### YOUR GOAL
Count the lines below that contain the word "xlabel", and reply with only that number.
>> BEGIN
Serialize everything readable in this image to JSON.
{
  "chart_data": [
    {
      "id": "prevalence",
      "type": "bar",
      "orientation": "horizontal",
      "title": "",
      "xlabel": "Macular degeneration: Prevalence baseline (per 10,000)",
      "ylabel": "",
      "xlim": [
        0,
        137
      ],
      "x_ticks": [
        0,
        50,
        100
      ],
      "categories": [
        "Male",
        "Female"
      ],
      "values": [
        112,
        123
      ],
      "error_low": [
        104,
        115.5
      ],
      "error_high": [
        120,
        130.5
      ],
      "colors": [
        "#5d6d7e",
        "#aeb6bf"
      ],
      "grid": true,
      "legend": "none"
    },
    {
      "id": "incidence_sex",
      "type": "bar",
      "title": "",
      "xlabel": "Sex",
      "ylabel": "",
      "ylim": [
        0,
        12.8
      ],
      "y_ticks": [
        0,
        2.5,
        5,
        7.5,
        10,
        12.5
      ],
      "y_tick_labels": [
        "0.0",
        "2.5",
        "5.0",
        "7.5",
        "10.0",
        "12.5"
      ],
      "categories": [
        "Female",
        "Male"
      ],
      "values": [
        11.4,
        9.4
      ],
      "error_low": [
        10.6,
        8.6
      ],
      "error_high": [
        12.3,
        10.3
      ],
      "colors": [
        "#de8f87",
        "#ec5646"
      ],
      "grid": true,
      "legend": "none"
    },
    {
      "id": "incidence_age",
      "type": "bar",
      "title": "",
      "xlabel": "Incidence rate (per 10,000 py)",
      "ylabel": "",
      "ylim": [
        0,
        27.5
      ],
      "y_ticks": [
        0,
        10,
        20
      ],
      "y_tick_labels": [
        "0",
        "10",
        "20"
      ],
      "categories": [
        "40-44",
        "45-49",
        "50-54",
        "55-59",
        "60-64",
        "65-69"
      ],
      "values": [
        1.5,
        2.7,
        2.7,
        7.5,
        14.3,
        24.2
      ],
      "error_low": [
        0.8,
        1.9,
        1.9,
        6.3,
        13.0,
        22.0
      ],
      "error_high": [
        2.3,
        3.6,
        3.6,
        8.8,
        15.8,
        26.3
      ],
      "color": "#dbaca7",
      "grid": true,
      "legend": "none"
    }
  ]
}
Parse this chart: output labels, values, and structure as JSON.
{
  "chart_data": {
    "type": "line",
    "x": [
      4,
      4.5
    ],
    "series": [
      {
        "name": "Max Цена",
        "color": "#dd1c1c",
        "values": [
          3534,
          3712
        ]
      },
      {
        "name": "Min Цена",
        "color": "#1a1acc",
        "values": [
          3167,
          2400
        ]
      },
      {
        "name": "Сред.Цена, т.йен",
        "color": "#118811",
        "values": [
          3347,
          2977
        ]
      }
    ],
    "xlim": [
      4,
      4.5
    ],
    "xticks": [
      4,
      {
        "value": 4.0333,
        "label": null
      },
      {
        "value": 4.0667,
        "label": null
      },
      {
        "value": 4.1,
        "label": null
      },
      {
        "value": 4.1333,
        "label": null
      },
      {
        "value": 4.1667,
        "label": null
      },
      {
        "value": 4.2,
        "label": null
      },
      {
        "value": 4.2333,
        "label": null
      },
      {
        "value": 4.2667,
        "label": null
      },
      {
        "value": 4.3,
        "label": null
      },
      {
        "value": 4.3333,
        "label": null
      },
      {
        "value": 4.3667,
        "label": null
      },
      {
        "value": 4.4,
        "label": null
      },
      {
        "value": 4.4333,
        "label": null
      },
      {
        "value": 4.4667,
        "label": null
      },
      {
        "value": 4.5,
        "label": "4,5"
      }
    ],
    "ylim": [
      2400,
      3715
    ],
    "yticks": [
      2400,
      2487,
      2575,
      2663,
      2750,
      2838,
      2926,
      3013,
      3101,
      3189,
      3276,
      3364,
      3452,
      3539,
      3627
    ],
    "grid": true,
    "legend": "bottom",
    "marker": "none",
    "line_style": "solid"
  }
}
>> END
### ANSWER
3